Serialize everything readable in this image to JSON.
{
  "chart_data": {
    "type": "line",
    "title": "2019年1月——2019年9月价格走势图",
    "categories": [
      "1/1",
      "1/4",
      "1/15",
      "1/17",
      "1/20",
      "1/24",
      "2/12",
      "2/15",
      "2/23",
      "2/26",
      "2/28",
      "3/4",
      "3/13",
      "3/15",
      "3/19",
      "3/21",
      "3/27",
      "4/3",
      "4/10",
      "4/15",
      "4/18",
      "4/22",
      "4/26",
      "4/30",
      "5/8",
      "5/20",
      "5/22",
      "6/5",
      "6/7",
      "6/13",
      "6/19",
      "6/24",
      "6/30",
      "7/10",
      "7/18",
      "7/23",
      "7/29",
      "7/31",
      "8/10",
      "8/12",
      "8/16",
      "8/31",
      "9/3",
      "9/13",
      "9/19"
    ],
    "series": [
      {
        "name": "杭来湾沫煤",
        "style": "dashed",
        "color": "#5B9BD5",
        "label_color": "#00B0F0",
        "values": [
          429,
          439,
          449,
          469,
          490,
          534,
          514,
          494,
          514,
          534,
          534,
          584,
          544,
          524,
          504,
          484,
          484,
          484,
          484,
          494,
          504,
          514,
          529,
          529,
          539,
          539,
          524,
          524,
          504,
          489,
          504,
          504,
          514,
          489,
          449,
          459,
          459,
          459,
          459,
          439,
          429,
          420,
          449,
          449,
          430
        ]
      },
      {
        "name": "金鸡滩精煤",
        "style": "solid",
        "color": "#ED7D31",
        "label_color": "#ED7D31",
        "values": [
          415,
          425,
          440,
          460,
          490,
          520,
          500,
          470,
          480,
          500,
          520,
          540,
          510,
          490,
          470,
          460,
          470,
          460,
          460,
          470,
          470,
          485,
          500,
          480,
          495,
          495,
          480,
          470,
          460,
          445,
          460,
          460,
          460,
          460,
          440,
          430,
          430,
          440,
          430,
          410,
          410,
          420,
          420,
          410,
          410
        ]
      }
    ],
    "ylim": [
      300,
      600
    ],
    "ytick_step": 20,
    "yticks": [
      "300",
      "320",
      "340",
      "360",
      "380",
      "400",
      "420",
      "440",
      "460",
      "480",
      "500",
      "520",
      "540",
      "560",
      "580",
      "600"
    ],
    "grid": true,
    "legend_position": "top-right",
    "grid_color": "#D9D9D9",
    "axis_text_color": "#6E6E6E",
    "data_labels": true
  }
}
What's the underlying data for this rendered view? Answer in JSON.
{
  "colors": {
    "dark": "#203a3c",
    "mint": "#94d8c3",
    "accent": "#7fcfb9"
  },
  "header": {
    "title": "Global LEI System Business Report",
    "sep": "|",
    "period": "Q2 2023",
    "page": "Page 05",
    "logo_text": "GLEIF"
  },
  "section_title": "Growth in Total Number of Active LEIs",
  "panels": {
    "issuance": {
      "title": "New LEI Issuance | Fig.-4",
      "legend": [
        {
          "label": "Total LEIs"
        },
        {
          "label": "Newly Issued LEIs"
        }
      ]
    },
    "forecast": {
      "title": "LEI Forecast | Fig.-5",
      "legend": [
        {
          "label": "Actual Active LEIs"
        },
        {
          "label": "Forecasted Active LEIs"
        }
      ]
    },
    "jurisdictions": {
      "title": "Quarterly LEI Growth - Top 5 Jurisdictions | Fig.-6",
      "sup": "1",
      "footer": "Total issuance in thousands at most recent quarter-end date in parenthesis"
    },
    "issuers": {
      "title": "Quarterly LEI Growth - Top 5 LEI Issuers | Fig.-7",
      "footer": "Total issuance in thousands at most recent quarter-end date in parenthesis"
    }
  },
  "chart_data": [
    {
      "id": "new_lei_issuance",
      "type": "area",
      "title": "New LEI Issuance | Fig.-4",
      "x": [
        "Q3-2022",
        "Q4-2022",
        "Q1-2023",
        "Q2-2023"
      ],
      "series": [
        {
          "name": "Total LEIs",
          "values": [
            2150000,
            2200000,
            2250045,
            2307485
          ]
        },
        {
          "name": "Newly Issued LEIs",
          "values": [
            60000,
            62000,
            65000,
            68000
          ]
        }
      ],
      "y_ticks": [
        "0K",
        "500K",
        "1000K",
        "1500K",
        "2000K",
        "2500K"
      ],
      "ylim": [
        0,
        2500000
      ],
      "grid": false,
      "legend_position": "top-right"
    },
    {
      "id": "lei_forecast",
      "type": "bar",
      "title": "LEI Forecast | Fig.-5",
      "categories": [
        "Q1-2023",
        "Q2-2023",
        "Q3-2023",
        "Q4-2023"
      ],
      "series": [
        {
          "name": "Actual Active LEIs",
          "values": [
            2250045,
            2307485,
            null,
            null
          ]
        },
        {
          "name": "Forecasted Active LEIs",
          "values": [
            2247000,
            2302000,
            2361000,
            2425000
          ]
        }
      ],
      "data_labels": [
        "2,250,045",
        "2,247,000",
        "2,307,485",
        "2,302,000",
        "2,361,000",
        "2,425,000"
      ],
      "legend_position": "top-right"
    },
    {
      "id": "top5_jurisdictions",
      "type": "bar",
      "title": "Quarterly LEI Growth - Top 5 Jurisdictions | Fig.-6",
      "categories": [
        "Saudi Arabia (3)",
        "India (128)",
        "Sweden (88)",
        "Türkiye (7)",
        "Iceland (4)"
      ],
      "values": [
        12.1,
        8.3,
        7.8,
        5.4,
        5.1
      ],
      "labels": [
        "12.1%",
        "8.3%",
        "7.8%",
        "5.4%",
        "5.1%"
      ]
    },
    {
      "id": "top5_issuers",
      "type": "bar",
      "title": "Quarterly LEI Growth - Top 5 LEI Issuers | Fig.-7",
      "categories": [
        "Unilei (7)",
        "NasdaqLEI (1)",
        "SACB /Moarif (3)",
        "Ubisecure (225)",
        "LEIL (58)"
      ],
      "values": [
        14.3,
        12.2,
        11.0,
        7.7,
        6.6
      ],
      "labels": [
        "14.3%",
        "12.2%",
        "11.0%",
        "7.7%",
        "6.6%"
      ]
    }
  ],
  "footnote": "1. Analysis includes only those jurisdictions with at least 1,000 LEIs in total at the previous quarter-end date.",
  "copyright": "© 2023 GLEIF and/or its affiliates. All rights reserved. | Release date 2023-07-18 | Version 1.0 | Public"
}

- - -

PROBLEM DESCRIPTION: Provide an exact reproduction of all the entries shown above.

COMPLETE RESPONSE:
Serialize everything readable in this image to JSON.
{
  "chart_data": {
    "type": "line",
    "title": "2019年1月——2019年9月价格走势图",
    "categories": [
      "1/1",
      "1/4",
      "1/15",
      "1/17",
      "1/20",
      "1/24",
      "2/12",
      "2/15",
      "2/23",
      "2/26",
      "2/28",
      "3/4",
      "3/13",
      "3/15",
      "3/19",
      "3/21",
      "3/27",
      "4/3",
      "4/10",
      "4/15",
      "4/18",
      "4/22",
      "4/26",
      "4/30",
      "5/8",
      "5/20",
      "5/22",
      "6/5",
      "6/7",
      "6/13",
      "6/19",
      "6/24",
      "6/30",
      "7/10",
      "7/18",
      "7/23",
      "7/29",
      "7/31",
      "8/10",
      "8/12",
      "8/16",
      "8/31",
      "9/3",
      "9/13",
      "9/19"
    ],
    "series": [
      {
        "name": "杭来湾沫煤",
        "style": "dashed",
        "color": "#5B9BD5",
        "label_color": "#00B0F0",
        "values": [
          429,
          439,
          449,
          469,
          490,
          534,
          514,
          494,
          514,
          534,
          534,
          584,
          544,
          524,
          504,
          484,
          484,
          484,
          484,
          494,
          504,
          514,
          529,
          529,
          539,
          539,
          524,
          524,
          504,
          489,
          504,
          504,
          514,
          489,
          449,
          459,
          459,
          459,
          459,
          439,
          429,
          420,
          449,
          449,
          430
        ]
      },
      {
        "name": "金鸡滩精煤",
        "style": "solid",
        "color": "#ED7D31",
        "label_color": "#ED7D31",
        "values": [
          415,
          425,
          440,
          460,
          490,
          520,
          500,
          470,
          480,
          500,
          520,
          540,
          510,
          490,
          470,
          460,
          470,
          460,
          460,
          470,
          470,
          485,
          500,
          480,
          495,
          495,
          480,
          470,
          460,
          445,
          460,
          460,
          460,
          460,
          440,
          430,
          430,
          440,
          430,
          410,
          410,
          420,
          420,
          410,
          410
        ]
      }
    ],
    "ylim": [
      300,
      600
    ],
    "ytick_step": 20,
    "yticks": [
      "300",
      "320",
      "340",
      "360",
      "380",
      "400",
      "420",
      "440",
      "460",
      "480",
      "500",
      "520",
      "540",
      "560",
      "580",
      "600"
    ],
    "grid": true,
    "legend_position": "top-right",
    "grid_color": "#D9D9D9",
    "axis_text_color": "#6E6E6E",
    "data_labels": true
  }
}
What's the underlying data for this rendered view? Answer in JSON.
{
  "colors": {
    "dark": "#203a3c",
    "mint": "#94d8c3",
    "accent": "#7fcfb9"
  },
  "header": {
    "title": "Global LEI System Business Report",
    "sep": "|",
    "period": "Q2 2023",
    "page": "Page 05",
    "logo_text": "GLEIF"
  },
  "section_title": "Growth in Total Number of Active LEIs",
  "panels": {
    "issuance": {
      "title": "New LEI Issuance | Fig.-4",
      "legend": [
        {
          "label": "Total LEIs"
        },
        {
          "label": "Newly Issued LEIs"
        }
      ]
    },
    "forecast": {
      "title": "LEI Forecast | Fig.-5",
      "legend": [
        {
          "label": "Actual Active LEIs"
        },
        {
          "label": "Forecasted Active LEIs"
        }
      ]
    },
    "jurisdictions": {
      "title": "Quarterly LEI Growth - Top 5 Jurisdictions | Fig.-6",
      "sup": "1",
      "footer": "Total issuance in thousands at most recent quarter-end date in parenthesis"
    },
    "issuers": {
      "title": "Quarterly LEI Growth - Top 5 LEI Issuers | Fig.-7",
      "footer": "Total issuance in thousands at most recent quarter-end date in parenthesis"
    }
  },
  "chart_data": [
    {
      "id": "new_lei_issuance",
      "type": "area",
      "title": "New LEI Issuance | Fig.-4",
      "x": [
        "Q3-2022",
        "Q4-2022",
        "Q1-2023",
        "Q2-2023"
      ],
      "series": [
        {
          "name": "Total LEIs",
          "values": [
            2150000,
            2200000,
            2250045,
            2307485
          ]
        },
        {
          "name": "Newly Issued LEIs",
          "values": [
            60000,
            62000,
            65000,
            68000
          ]
        }
      ],
      "y_ticks": [
        "0K",
        "500K",
        "1000K",
        "1500K",
        "2000K",
        "2500K"
      ],
      "ylim": [
        0,
        2500000
      ],
      "grid": false,
      "legend_position": "top-right"
    },
    {
      "id": "lei_forecast",
      "type": "bar",
      "title": "LEI Forecast | Fig.-5",
      "categories": [
        "Q1-2023",
        "Q2-2023",
        "Q3-2023",
        "Q4-2023"
      ],
      "series": [
        {
          "name": "Actual Active LEIs",
          "values": [
            2250045,
            2307485,
            null,
            null
          ]
        },
        {
          "name": "Forecasted Active LEIs",
          "values": [
            2247000,
            2302000,
            2361000,
            2425000
          ]
        }
      ],
      "data_labels": [
        "2,250,045",
        "2,247,000",
        "2,307,485",
        "2,302,000",
        "2,361,000",
        "2,425,000"
      ],
      "legend_position": "top-right"
    },
    {
      "id": "top5_jurisdictions",
      "type": "bar",
      "title": "Quarterly LEI Growth - Top 5 Jurisdictions | Fig.-6",
      "categories": [
        "Saudi Arabia (3)",
        "India (128)",
        "Sweden (88)",
        "Türkiye (7)",
        "Iceland (4)"
      ],
      "values": [
        12.1,
        8.3,
        7.8,
        5.4,
        5.1
      ],
      "labels": [
        "12.1%",
        "8.3%",
        "7.8%",
        "5.4%",
        "5.1%"
      ]
    },
    {
      "id": "top5_issuers",
      "type": "bar",
      "title": "Quarterly LEI Growth - Top 5 LEI Issuers | Fig.-7",
      "categories": [
        "Unilei (7)",
        "NasdaqLEI (1)",
        "SACB /Moarif (3)",
        "Ubisecure (225)",
        "LEIL (58)"
      ],
      "values": [
        14.3,
        12.2,
        11.0,
        7.7,
        6.6
      ],
      "labels": [
        "14.3%",
        "12.2%",
        "11.0%",
        "7.7%",
        "6.6%"
      ]
    }
  ],
  "footnote": "1. Analysis includes only those jurisdictions with at least 1,000 LEIs in total at the previous quarter-end date.",
  "copyright": "© 2023 GLEIF and/or its affiliates. All rights reserved. | Release date 2023-07-18 | Version 1.0 | Public"
}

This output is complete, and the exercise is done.